§ WHAT IS NEEDED: How many lines of these entries hold the string "elasticity"? Answer with the number alone.

§ EXTRACTED RECORDS:
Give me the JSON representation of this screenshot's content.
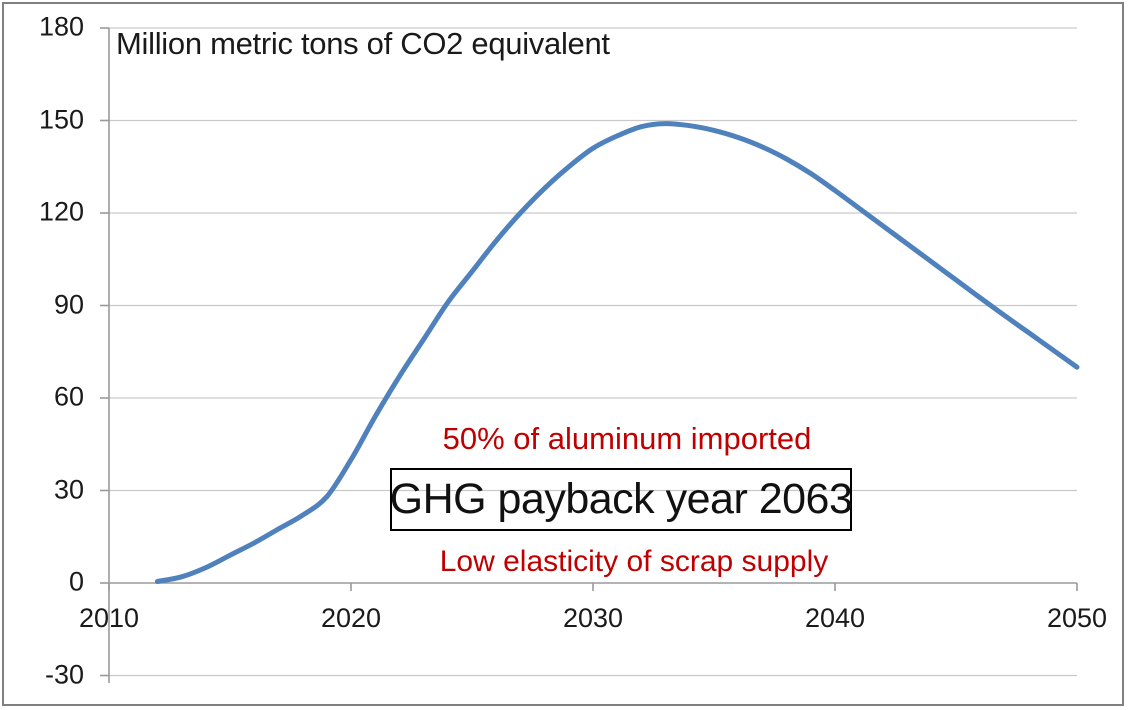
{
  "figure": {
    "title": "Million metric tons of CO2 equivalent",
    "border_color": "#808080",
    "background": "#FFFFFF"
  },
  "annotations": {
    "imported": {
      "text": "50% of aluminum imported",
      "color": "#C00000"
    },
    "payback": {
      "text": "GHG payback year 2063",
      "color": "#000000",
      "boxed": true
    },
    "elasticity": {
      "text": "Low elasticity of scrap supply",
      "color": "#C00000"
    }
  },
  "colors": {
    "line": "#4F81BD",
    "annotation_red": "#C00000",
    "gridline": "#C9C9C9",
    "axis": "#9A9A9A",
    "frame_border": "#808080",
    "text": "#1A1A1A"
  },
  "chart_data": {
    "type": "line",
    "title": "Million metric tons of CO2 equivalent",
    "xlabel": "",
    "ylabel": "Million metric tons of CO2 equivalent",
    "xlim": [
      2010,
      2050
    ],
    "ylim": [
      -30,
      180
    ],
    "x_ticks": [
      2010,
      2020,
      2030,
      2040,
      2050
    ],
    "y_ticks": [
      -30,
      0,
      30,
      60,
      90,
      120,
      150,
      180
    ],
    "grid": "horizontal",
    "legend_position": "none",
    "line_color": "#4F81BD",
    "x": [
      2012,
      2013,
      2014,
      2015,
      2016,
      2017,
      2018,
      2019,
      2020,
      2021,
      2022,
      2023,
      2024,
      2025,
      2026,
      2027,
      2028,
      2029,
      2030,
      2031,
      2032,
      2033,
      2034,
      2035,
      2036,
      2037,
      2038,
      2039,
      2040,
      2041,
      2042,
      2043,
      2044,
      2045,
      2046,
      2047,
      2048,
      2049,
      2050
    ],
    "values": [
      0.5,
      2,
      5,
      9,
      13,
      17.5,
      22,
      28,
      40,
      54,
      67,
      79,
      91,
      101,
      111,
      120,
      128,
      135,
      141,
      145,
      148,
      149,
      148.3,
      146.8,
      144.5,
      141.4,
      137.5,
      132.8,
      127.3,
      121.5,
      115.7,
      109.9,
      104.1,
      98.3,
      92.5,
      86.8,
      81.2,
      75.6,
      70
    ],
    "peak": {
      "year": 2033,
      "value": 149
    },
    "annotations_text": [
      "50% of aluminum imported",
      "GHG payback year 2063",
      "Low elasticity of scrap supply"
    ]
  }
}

§ EXERCISE RESPONSE: 3